— WHAT YOU ARE ASKED TO DO —
Output every entry exactly as written, but omit the pictures.

— DATASET —

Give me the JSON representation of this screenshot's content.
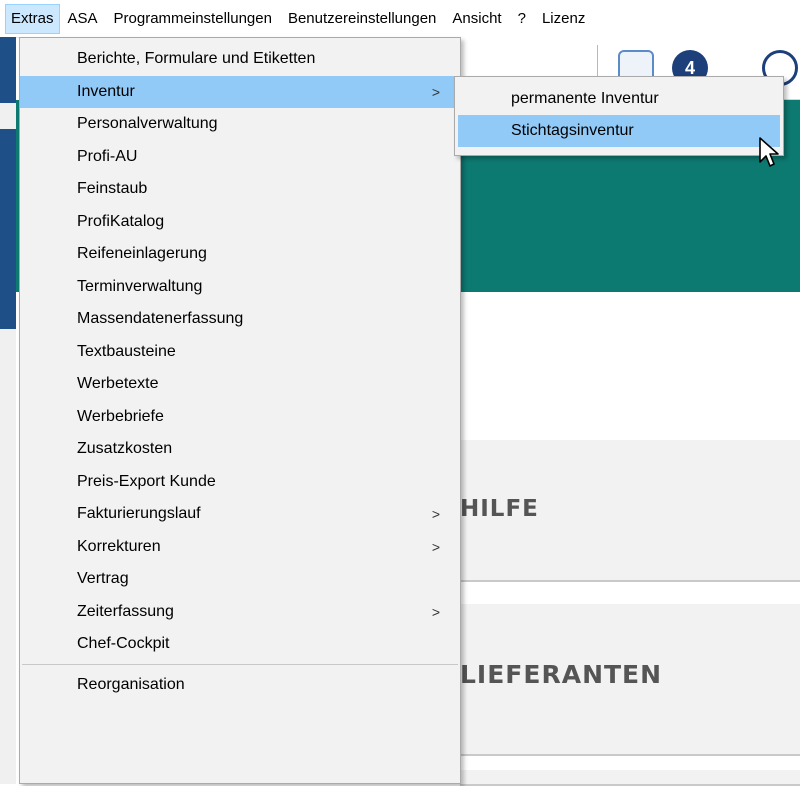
{
  "menubar": {
    "items": [
      "Extras",
      "ASA",
      "Programmeinstellungen",
      "Benutzereinstellungen",
      "Ansicht",
      "?",
      "Lizenz"
    ]
  },
  "extras_menu": {
    "items": [
      {
        "label": "Berichte, Formulare und Etiketten",
        "submenu": false
      },
      {
        "label": "Inventur",
        "submenu": true,
        "highlighted": true
      },
      {
        "label": "Personalverwaltung",
        "submenu": false
      },
      {
        "label": "Profi-AU",
        "submenu": false
      },
      {
        "label": "Feinstaub",
        "submenu": false
      },
      {
        "label": "ProfiKatalog",
        "submenu": false
      },
      {
        "label": "Reifeneinlagerung",
        "submenu": false
      },
      {
        "label": "Terminverwaltung",
        "submenu": false
      },
      {
        "label": "Massendatenerfassung",
        "submenu": false
      },
      {
        "label": "Textbausteine",
        "submenu": false
      },
      {
        "label": "Werbetexte",
        "submenu": false
      },
      {
        "label": "Werbebriefe",
        "submenu": false
      },
      {
        "label": "Zusatzkosten",
        "submenu": false
      },
      {
        "label": "Preis-Export Kunde",
        "submenu": false
      },
      {
        "label": "Fakturierungslauf",
        "submenu": true
      },
      {
        "label": "Korrekturen",
        "submenu": true
      },
      {
        "label": "Vertrag",
        "submenu": false
      },
      {
        "label": "Zeiterfassung",
        "submenu": true
      },
      {
        "label": "Chef-Cockpit",
        "submenu": false
      }
    ],
    "after_separator": [
      "Reorganisation"
    ],
    "submenu_arrow": ">"
  },
  "inventur_submenu": {
    "items": [
      "permanente Inventur",
      "Stichtagsinventur"
    ],
    "highlighted_index": 1
  },
  "background": {
    "toolbar_badge": "4",
    "card1_title": "HILFE",
    "card2_title": "LIEFERANTEN",
    "teal_color": "#0d7a72",
    "highlight_color": "#91c9f7"
  }
}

— CORRECT OUTPUT —
Give me the JSON representation of this screenshot's content.
{
  "menubar": {
    "items": [
      "Extras",
      "ASA",
      "Programmeinstellungen",
      "Benutzereinstellungen",
      "Ansicht",
      "?",
      "Lizenz"
    ]
  },
  "extras_menu": {
    "items": [
      {
        "label": "Berichte, Formulare und Etiketten",
        "submenu": false
      },
      {
        "label": "Inventur",
        "submenu": true,
        "highlighted": true
      },
      {
        "label": "Personalverwaltung",
        "submenu": false
      },
      {
        "label": "Profi-AU",
        "submenu": false
      },
      {
        "label": "Feinstaub",
        "submenu": false
      },
      {
        "label": "ProfiKatalog",
        "submenu": false
      },
      {
        "label": "Reifeneinlagerung",
        "submenu": false
      },
      {
        "label": "Terminverwaltung",
        "submenu": false
      },
      {
        "label": "Massendatenerfassung",
        "submenu": false
      },
      {
        "label": "Textbausteine",
        "submenu": false
      },
      {
        "label": "Werbetexte",
        "submenu": false
      },
      {
        "label": "Werbebriefe",
        "submenu": false
      },
      {
        "label": "Zusatzkosten",
        "submenu": false
      },
      {
        "label": "Preis-Export Kunde",
        "submenu": false
      },
      {
        "label": "Fakturierungslauf",
        "submenu": true
      },
      {
        "label": "Korrekturen",
        "submenu": true
      },
      {
        "label": "Vertrag",
        "submenu": false
      },
      {
        "label": "Zeiterfassung",
        "submenu": true
      },
      {
        "label": "Chef-Cockpit",
        "submenu": false
      }
    ],
    "after_separator": [
      "Reorganisation"
    ],
    "submenu_arrow": ">"
  },
  "inventur_submenu": {
    "items": [
      "permanente Inventur",
      "Stichtagsinventur"
    ],
    "highlighted_index": 1
  },
  "background": {
    "toolbar_badge": "4",
    "card1_title": "HILFE",
    "card2_title": "LIEFERANTEN",
    "teal_color": "#0d7a72",
    "highlight_color": "#91c9f7"
  }
}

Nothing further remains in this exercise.